Go through the data below and gather each line containing "content".

-=-=-=-=-

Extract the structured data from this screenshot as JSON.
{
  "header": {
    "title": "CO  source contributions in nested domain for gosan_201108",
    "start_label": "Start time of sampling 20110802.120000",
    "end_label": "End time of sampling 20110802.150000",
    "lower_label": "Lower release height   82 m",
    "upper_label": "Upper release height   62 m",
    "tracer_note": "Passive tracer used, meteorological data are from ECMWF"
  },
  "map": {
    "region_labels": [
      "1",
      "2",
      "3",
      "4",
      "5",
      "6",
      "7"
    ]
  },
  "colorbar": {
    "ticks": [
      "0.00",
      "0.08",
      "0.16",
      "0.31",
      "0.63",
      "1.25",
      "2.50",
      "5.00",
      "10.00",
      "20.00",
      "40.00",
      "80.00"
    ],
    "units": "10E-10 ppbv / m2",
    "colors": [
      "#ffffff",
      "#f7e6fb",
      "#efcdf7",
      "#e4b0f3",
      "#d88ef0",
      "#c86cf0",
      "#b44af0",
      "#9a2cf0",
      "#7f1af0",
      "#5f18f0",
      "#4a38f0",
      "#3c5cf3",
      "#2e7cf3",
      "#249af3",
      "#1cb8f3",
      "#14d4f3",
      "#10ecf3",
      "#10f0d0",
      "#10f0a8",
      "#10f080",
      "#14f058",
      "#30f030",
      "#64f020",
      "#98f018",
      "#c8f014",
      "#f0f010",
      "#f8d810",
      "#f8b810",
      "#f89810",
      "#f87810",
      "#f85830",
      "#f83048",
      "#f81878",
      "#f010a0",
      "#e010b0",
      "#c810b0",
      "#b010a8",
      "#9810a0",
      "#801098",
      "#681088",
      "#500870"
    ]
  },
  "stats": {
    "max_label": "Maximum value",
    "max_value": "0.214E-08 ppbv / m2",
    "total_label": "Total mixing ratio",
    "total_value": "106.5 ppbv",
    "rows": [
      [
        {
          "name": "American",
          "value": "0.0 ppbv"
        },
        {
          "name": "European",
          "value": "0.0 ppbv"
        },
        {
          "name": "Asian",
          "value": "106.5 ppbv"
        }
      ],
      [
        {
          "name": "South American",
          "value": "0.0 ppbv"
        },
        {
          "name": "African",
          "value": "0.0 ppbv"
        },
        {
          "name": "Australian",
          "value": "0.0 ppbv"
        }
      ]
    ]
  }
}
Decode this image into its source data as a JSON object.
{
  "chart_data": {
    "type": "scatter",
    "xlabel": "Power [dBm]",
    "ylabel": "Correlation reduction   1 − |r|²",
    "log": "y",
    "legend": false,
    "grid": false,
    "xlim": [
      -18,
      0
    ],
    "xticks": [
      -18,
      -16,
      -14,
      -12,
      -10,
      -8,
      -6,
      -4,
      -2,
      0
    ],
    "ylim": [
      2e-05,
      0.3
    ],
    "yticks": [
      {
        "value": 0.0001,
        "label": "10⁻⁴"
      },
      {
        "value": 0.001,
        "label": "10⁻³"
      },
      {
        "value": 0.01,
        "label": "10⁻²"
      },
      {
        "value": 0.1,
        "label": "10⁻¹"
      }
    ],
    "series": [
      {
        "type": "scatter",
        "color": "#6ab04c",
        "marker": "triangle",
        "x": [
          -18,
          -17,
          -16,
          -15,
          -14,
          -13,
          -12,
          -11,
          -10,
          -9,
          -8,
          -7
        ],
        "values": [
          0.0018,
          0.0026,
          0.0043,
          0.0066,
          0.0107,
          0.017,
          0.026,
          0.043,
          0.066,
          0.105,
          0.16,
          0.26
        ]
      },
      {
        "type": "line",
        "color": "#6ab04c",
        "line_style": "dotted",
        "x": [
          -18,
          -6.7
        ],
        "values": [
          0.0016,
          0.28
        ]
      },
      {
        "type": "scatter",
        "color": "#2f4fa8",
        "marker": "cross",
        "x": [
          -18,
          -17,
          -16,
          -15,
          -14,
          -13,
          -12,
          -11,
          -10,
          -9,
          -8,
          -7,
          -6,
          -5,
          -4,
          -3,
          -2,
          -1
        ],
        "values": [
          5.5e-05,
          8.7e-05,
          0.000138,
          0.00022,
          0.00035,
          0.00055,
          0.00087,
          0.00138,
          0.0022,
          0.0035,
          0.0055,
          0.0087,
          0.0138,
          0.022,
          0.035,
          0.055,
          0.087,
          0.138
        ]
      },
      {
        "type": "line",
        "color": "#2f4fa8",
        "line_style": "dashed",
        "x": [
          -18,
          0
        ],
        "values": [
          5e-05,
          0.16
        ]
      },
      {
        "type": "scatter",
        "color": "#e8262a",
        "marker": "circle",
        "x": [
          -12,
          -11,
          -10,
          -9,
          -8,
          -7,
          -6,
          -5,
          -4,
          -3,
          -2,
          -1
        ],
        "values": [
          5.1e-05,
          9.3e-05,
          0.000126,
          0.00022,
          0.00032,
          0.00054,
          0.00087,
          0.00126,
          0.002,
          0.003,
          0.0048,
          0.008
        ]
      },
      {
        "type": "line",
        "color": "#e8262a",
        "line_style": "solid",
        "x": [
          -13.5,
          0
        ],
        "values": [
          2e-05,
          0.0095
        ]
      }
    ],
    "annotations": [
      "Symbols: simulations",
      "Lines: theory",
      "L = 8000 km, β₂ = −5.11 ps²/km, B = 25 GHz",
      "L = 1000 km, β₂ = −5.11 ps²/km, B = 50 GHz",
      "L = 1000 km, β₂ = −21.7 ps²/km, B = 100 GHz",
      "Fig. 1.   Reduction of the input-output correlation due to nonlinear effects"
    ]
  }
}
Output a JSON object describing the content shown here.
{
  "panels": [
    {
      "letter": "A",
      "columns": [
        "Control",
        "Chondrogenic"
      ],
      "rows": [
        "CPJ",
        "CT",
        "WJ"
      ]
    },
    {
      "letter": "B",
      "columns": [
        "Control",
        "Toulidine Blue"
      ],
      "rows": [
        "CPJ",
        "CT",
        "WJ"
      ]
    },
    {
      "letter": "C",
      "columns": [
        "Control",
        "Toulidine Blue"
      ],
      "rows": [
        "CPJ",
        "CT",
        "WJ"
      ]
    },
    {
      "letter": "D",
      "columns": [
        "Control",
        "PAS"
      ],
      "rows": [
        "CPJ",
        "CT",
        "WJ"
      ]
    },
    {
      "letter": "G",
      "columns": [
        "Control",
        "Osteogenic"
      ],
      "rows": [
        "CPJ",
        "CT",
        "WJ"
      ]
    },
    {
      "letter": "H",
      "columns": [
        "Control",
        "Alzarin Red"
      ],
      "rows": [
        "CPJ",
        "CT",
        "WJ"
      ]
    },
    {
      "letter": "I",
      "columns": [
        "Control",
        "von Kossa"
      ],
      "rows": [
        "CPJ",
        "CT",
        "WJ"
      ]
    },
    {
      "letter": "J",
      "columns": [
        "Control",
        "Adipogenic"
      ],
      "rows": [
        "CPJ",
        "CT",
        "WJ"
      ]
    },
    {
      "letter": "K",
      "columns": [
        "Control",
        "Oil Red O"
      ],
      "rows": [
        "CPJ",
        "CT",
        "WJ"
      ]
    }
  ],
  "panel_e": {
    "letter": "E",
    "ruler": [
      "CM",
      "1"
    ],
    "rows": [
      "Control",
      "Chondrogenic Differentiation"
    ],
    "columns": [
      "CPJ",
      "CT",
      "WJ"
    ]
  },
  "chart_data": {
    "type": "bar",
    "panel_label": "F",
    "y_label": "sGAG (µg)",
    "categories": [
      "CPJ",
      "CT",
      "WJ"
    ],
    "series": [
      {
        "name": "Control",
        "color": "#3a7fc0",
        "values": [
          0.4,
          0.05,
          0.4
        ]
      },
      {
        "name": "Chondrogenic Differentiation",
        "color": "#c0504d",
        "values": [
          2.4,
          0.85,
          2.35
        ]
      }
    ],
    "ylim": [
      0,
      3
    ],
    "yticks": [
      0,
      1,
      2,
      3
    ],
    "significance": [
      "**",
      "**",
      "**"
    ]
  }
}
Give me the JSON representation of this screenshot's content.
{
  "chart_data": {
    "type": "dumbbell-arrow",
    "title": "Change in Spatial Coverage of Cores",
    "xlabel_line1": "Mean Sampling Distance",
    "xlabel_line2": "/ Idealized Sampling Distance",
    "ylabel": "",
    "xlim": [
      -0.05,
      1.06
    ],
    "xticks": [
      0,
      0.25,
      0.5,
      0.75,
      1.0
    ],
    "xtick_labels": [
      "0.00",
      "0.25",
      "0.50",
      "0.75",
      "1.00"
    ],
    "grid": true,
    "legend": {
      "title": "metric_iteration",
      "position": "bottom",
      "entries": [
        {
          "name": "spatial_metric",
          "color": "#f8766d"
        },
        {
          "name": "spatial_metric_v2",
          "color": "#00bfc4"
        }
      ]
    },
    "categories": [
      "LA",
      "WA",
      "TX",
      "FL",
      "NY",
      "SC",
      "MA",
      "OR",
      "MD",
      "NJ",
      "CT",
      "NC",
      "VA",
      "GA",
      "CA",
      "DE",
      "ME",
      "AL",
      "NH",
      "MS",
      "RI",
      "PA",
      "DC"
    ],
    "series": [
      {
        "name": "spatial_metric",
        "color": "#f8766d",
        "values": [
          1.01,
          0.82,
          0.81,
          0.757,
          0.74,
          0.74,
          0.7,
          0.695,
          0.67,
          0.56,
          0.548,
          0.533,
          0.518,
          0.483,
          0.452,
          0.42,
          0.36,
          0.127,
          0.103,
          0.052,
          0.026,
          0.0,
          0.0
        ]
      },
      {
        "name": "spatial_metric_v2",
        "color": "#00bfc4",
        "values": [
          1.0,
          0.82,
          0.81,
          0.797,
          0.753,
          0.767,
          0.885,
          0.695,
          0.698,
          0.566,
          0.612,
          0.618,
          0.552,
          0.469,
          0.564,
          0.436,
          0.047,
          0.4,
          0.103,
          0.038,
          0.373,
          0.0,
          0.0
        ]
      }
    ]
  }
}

-=-=-=-=-

### [Task output]
Output a JSON object describing the content shown here.
Give me the JSON representation of this screenshot's content.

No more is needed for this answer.